== Set exercise ==
Please print the full listing exactly.

== Supplied material ==
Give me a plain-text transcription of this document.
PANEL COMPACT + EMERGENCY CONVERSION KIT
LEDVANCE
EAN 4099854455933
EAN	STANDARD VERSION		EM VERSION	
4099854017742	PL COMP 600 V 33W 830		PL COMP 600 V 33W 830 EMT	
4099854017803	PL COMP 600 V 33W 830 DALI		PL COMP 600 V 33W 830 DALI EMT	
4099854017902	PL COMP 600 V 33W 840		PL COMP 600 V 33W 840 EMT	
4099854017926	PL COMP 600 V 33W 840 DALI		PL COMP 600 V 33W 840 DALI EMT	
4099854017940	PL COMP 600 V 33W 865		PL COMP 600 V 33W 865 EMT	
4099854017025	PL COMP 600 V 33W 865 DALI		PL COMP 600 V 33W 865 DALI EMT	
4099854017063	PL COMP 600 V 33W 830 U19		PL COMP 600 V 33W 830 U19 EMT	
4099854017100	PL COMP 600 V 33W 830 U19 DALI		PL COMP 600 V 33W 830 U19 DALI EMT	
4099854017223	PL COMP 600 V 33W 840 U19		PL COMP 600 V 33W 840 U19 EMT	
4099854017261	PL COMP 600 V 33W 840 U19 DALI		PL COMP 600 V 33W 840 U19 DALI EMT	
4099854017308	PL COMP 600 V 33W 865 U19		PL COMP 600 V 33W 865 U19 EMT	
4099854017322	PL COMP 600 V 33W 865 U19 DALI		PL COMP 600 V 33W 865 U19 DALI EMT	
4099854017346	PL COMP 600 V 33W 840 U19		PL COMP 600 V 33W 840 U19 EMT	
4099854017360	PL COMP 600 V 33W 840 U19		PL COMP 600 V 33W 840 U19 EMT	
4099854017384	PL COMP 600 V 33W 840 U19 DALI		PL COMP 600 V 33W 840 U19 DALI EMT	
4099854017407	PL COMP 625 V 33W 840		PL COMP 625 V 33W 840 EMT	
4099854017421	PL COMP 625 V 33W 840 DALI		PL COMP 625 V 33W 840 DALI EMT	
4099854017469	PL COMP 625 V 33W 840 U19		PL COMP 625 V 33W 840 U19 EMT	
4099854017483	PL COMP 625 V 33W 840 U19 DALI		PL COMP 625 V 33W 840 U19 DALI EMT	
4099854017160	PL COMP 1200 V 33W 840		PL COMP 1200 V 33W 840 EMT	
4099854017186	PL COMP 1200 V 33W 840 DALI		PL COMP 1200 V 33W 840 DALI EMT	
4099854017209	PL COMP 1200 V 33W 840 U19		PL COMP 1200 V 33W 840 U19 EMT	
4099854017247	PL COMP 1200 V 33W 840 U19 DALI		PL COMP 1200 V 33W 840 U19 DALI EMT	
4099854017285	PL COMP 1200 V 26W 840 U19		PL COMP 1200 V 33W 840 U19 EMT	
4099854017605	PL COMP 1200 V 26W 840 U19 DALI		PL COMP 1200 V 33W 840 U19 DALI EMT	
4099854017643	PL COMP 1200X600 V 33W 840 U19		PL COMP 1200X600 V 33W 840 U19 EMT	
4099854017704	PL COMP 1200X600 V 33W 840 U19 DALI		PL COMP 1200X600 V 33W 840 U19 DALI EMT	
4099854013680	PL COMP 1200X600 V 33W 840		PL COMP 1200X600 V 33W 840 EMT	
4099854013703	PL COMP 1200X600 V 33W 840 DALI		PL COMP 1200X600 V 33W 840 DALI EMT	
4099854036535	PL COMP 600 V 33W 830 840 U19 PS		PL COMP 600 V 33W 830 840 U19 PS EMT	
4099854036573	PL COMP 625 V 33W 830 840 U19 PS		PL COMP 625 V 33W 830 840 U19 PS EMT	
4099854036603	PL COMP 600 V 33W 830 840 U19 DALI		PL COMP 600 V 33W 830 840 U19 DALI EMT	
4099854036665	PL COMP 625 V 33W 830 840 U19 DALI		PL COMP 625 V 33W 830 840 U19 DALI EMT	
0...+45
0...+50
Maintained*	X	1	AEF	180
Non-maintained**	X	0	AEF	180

== Task response ==
Give me a plain-text transcription of this document.
PANEL COMPACT + EMERGENCY CONVERSION KIT
LEDVANCE
EAN 4099854455933
EAN	STANDARD VERSION		EM VERSION	
4099854017742	PL COMP 600 V 33W 830		PL COMP 600 V 33W 830 EMT	
4099854017803	PL COMP 600 V 33W 830 DALI		PL COMP 600 V 33W 830 DALI EMT	
4099854017902	PL COMP 600 V 33W 840		PL COMP 600 V 33W 840 EMT	
4099854017926	PL COMP 600 V 33W 840 DALI		PL COMP 600 V 33W 840 DALI EMT	
4099854017940	PL COMP 600 V 33W 865		PL COMP 600 V 33W 865 EMT	
4099854017025	PL COMP 600 V 33W 865 DALI		PL COMP 600 V 33W 865 DALI EMT	
4099854017063	PL COMP 600 V 33W 830 U19		PL COMP 600 V 33W 830 U19 EMT	
4099854017100	PL COMP 600 V 33W 830 U19 DALI		PL COMP 600 V 33W 830 U19 DALI EMT	
4099854017223	PL COMP 600 V 33W 840 U19		PL COMP 600 V 33W 840 U19 EMT	
4099854017261	PL COMP 600 V 33W 840 U19 DALI		PL COMP 600 V 33W 840 U19 DALI EMT	
4099854017308	PL COMP 600 V 33W 865 U19		PL COMP 600 V 33W 865 U19 EMT	
4099854017322	PL COMP 600 V 33W 865 U19 DALI		PL COMP 600 V 33W 865 U19 DALI EMT	
4099854017346	PL COMP 600 V 33W 840 U19		PL COMP 600 V 33W 840 U19 EMT	
4099854017360	PL COMP 600 V 33W 840 U19		PL COMP 600 V 33W 840 U19 EMT	
4099854017384	PL COMP 600 V 33W 840 U19 DALI		PL COMP 600 V 33W 840 U19 DALI EMT	
4099854017407	PL COMP 625 V 33W 840		PL COMP 625 V 33W 840 EMT	
4099854017421	PL COMP 625 V 33W 840 DALI		PL COMP 625 V 33W 840 DALI EMT	
4099854017469	PL COMP 625 V 33W 840 U19		PL COMP 625 V 33W 840 U19 EMT	
4099854017483	PL COMP 625 V 33W 840 U19 DALI		PL COMP 625 V 33W 840 U19 DALI EMT	
4099854017160	PL COMP 1200 V 33W 840		PL COMP 1200 V 33W 840 EMT	
4099854017186	PL COMP 1200 V 33W 840 DALI		PL COMP 1200 V 33W 840 DALI EMT	
4099854017209	PL COMP 1200 V 33W 840 U19		PL COMP 1200 V 33W 840 U19 EMT	
4099854017247	PL COMP 1200 V 33W 840 U19 DALI		PL COMP 1200 V 33W 840 U19 DALI EMT	
4099854017285	PL COMP 1200 V 26W 840 U19		PL COMP 1200 V 33W 840 U19 EMT	
4099854017605	PL COMP 1200 V 26W 840 U19 DALI		PL COMP 1200 V 33W 840 U19 DALI EMT	
4099854017643	PL COMP 1200X600 V 33W 840 U19		PL COMP 1200X600 V 33W 840 U19 EMT	
4099854017704	PL COMP 1200X600 V 33W 840 U19 DALI		PL COMP 1200X600 V 33W 840 U19 DALI EMT	
4099854013680	PL COMP 1200X600 V 33W 840		PL COMP 1200X600 V 33W 840 EMT	
4099854013703	PL COMP 1200X600 V 33W 840 DALI		PL COMP 1200X600 V 33W 840 DALI EMT	
4099854036535	PL COMP 600 V 33W 830 840 U19 PS		PL COMP 600 V 33W 830 840 U19 PS EMT	
4099854036573	PL COMP 625 V 33W 830 840 U19 PS		PL COMP 625 V 33W 830 840 U19 PS EMT	
4099854036603	PL COMP 600 V 33W 830 840 U19 DALI		PL COMP 600 V 33W 830 840 U19 DALI EMT	
4099854036665	PL COMP 625 V 33W 830 840 U19 DALI		PL COMP 625 V 33W 830 840 U19 DALI EMT	
0...+45
0...+50
Maintained*	X	1	AEF	180
Non-maintained**	X	0	AEF	180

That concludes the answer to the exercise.